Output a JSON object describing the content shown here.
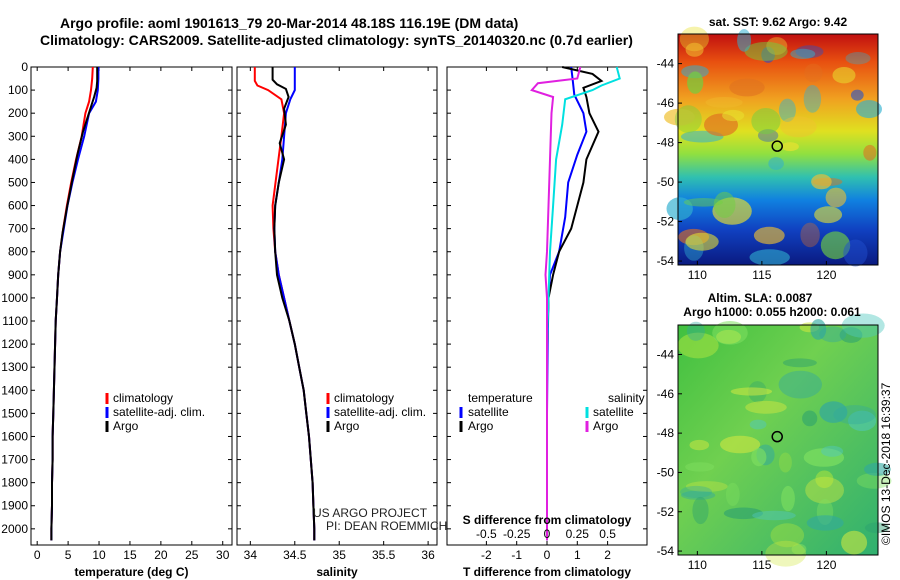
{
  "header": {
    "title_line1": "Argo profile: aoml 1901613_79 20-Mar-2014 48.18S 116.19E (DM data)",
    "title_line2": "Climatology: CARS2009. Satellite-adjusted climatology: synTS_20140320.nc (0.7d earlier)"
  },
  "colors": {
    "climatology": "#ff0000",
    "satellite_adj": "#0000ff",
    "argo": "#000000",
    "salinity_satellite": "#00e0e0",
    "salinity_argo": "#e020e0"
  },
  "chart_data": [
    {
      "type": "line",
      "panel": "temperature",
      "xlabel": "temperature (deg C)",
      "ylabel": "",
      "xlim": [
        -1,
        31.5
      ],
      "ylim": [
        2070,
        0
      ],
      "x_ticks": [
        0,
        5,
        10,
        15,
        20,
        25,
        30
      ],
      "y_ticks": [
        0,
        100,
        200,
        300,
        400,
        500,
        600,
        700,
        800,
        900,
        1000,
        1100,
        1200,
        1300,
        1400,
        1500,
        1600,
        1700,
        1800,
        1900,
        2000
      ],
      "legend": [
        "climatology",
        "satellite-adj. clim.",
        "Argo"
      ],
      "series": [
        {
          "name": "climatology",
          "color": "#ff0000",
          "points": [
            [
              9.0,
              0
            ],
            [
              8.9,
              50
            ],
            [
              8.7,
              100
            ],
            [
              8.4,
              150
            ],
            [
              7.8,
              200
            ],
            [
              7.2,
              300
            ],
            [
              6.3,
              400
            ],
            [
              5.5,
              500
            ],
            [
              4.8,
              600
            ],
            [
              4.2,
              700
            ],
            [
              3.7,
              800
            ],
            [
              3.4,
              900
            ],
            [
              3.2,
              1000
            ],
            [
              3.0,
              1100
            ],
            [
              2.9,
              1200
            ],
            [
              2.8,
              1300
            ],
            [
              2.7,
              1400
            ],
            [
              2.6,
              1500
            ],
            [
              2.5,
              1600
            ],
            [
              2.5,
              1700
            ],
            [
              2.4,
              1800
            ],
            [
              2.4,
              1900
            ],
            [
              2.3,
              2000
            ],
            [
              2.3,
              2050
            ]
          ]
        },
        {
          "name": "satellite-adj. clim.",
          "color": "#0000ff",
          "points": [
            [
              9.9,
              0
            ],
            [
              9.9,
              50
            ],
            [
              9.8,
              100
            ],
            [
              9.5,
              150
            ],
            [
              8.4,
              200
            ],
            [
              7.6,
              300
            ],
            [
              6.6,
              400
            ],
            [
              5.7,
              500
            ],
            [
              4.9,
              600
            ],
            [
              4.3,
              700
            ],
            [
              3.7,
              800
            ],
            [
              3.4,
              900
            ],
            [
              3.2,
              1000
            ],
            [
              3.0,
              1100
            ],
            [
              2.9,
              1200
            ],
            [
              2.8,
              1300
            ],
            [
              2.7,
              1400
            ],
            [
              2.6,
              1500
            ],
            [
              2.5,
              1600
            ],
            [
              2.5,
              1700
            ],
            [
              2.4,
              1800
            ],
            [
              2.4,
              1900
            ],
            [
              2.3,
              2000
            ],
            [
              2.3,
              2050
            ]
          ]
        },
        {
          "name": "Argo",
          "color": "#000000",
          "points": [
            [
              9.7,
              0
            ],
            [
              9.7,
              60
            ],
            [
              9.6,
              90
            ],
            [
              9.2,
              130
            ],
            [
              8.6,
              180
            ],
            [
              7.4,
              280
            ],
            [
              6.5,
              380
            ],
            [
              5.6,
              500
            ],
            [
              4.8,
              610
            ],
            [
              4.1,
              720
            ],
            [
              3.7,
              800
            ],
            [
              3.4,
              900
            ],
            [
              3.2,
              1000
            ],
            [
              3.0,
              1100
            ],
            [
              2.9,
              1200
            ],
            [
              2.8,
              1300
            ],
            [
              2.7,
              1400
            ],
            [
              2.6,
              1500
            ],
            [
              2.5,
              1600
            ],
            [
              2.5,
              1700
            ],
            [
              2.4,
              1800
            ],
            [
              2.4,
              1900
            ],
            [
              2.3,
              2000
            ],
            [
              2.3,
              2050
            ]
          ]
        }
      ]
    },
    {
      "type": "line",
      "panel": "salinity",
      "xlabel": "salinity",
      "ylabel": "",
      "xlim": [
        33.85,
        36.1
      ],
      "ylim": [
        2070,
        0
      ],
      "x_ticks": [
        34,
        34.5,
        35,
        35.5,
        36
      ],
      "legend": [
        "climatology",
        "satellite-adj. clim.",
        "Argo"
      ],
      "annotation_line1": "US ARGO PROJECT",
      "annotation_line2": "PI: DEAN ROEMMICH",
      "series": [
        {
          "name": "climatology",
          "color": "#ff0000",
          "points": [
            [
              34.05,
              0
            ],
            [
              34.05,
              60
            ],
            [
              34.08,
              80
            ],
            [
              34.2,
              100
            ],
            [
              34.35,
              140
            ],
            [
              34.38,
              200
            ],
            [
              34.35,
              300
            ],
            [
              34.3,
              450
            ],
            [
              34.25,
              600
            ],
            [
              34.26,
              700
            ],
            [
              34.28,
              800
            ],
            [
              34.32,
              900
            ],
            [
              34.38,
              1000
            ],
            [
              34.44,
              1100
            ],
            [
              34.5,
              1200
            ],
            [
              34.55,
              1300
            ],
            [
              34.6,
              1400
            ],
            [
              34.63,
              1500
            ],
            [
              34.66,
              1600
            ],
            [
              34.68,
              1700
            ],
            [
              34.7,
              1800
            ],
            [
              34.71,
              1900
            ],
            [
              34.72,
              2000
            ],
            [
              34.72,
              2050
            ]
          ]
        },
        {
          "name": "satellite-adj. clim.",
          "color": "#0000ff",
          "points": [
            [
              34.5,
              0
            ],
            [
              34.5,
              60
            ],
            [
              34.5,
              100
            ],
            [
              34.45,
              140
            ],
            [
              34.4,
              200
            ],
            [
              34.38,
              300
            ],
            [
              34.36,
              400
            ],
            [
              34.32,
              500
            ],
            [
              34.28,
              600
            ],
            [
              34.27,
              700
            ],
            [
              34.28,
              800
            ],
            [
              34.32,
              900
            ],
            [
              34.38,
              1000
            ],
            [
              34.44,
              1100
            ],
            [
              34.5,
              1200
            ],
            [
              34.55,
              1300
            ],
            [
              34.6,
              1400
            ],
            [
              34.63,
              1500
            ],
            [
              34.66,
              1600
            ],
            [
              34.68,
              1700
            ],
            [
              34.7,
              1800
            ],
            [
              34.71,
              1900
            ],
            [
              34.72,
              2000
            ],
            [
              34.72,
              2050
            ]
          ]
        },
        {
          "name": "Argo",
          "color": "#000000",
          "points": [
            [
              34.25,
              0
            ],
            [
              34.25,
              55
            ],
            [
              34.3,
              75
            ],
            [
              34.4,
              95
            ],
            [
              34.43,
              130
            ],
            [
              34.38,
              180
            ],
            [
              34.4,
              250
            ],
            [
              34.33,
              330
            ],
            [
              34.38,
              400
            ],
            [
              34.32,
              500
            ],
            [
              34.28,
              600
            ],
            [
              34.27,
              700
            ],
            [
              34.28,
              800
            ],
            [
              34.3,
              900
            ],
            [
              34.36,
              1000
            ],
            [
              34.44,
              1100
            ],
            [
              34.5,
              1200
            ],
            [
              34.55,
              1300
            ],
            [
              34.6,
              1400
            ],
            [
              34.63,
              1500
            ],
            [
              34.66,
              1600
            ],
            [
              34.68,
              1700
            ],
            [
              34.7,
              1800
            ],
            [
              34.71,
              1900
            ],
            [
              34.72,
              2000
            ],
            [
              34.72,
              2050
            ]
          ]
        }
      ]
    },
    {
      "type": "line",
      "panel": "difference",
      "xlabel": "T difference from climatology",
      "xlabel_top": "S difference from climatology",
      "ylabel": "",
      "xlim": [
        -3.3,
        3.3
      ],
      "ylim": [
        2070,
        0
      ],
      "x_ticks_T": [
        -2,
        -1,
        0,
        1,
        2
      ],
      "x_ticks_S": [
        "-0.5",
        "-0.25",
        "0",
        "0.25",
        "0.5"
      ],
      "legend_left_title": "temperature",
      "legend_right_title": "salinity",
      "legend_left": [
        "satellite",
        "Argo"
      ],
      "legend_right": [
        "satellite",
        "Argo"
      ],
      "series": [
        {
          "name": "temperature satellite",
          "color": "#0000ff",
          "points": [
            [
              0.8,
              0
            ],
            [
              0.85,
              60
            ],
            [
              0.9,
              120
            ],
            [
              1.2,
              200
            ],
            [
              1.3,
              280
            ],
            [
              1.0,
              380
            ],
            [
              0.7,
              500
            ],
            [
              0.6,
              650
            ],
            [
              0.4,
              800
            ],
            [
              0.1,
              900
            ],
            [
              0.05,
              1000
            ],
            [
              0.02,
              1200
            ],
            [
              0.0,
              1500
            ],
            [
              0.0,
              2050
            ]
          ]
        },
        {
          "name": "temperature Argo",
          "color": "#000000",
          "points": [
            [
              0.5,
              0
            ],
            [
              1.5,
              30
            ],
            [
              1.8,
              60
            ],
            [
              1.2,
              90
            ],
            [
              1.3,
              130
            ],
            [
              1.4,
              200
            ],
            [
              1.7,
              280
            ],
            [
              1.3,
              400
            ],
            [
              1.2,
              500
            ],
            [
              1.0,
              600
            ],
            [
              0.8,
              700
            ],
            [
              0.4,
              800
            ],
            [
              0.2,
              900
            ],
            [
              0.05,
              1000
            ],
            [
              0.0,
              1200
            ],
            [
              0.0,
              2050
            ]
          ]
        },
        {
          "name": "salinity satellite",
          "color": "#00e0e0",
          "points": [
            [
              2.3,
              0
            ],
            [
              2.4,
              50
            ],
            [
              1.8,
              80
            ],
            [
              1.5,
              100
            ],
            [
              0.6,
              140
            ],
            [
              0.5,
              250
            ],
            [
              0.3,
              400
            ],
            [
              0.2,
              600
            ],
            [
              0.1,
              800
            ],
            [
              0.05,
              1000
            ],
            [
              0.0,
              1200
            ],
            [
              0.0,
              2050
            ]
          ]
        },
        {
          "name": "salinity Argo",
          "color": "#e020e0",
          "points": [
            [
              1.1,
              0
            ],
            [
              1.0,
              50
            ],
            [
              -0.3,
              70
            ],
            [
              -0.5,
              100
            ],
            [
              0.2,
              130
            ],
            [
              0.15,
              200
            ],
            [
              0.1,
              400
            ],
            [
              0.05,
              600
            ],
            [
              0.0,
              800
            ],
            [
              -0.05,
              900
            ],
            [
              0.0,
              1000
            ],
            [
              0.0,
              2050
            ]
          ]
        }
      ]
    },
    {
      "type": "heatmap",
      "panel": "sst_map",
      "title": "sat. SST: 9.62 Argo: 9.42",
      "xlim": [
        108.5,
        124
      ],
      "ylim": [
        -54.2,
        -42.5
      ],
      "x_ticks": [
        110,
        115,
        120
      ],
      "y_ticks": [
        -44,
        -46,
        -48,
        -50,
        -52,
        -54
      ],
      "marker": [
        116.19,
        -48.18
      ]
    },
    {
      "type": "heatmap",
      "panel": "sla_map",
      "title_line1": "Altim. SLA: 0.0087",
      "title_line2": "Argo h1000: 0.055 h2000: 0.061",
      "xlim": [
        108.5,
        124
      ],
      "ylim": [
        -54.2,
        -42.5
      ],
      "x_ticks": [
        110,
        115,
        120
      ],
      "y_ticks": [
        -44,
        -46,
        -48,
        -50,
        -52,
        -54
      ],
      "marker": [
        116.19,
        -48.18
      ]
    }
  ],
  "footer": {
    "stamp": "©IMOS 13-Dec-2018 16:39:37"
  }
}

* * *

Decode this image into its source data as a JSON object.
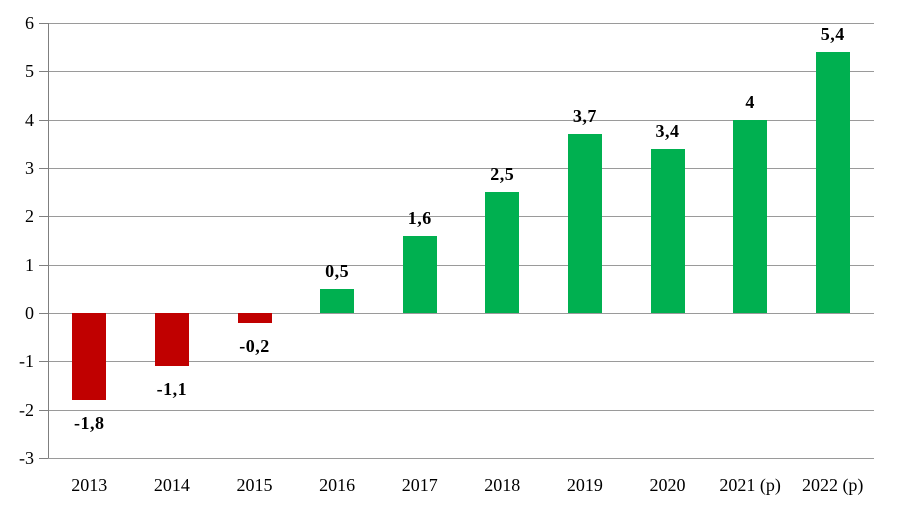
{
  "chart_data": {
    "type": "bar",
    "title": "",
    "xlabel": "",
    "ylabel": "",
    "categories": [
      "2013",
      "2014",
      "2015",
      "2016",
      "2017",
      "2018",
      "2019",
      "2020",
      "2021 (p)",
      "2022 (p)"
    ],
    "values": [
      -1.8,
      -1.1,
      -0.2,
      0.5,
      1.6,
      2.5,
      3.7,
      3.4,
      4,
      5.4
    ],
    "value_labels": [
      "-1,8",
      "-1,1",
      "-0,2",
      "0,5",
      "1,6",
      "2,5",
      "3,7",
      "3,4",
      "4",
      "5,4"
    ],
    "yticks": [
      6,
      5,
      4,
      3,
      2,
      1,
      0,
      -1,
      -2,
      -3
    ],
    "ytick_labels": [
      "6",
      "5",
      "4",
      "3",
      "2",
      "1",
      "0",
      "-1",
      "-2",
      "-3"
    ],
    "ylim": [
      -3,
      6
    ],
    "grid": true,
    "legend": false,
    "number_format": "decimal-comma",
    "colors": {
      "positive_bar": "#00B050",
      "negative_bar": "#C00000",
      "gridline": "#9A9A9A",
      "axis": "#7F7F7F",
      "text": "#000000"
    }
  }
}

(What is expected): Lines containing the string "name" are to be selected and copied.

(Result of this task):
          "name": "climatology",
          "name": "satellite-adj. clim.",
          "name": "Argo",
          "name": "climatology",
          "name": "satellite-adj. clim.",
          "name": "Argo",
          "name": "temperature satellite",
          "name": "temperature Argo",
          "name": "salinity satellite",
          "name": "salinity Argo",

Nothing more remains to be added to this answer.